**TASK REQUIREMENTS**
Go through each line of the records below and count those with the word "提升队伍素质". Give only the count.

**GIVEN RECORDS**
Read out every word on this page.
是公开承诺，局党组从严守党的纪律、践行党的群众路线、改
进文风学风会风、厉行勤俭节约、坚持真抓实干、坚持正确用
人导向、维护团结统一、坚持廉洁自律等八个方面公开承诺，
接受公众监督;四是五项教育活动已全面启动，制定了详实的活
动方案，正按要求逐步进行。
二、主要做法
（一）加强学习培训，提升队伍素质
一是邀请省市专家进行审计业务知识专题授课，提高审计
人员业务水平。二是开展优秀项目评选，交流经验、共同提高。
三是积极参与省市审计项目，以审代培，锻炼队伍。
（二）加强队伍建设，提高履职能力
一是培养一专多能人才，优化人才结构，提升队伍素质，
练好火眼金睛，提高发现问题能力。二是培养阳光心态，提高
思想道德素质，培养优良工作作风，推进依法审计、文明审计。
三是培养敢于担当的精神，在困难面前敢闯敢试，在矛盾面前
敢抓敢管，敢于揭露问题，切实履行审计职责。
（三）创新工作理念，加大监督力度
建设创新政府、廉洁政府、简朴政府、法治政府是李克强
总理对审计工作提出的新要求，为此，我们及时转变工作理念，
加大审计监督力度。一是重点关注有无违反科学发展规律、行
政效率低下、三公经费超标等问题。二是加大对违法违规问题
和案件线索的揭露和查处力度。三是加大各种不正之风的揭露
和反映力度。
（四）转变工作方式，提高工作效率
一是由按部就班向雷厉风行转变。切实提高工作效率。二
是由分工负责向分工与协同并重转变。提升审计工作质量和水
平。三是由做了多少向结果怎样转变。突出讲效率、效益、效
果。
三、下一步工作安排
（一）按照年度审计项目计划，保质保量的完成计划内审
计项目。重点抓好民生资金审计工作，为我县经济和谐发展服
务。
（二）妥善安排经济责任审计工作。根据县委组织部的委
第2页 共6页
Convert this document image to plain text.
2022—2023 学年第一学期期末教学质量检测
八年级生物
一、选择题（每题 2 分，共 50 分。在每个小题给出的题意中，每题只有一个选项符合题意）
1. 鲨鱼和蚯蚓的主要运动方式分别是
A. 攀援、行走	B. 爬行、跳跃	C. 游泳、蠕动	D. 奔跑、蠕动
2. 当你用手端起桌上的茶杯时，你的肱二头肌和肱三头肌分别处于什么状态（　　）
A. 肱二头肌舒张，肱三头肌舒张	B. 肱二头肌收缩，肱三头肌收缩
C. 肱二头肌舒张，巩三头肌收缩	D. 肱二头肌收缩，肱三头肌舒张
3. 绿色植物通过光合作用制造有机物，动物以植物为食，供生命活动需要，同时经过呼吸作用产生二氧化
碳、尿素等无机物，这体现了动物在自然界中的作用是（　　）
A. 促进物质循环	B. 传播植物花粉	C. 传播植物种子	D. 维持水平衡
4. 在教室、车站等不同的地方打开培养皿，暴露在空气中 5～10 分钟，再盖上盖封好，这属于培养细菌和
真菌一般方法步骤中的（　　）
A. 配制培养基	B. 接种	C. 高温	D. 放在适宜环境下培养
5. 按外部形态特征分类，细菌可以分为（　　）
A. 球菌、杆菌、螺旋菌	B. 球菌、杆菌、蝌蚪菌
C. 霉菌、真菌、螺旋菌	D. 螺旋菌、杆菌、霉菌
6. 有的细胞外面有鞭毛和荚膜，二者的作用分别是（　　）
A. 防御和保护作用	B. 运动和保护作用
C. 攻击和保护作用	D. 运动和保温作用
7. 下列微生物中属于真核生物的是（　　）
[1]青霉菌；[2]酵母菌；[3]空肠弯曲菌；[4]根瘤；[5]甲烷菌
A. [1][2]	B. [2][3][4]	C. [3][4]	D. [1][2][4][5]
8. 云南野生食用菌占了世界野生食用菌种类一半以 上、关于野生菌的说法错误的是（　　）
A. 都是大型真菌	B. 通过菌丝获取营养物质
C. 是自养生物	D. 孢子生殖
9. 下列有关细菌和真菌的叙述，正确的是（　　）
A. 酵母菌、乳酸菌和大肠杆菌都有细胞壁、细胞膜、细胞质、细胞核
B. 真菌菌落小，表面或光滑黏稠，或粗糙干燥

**SOLUTION BELOW**
2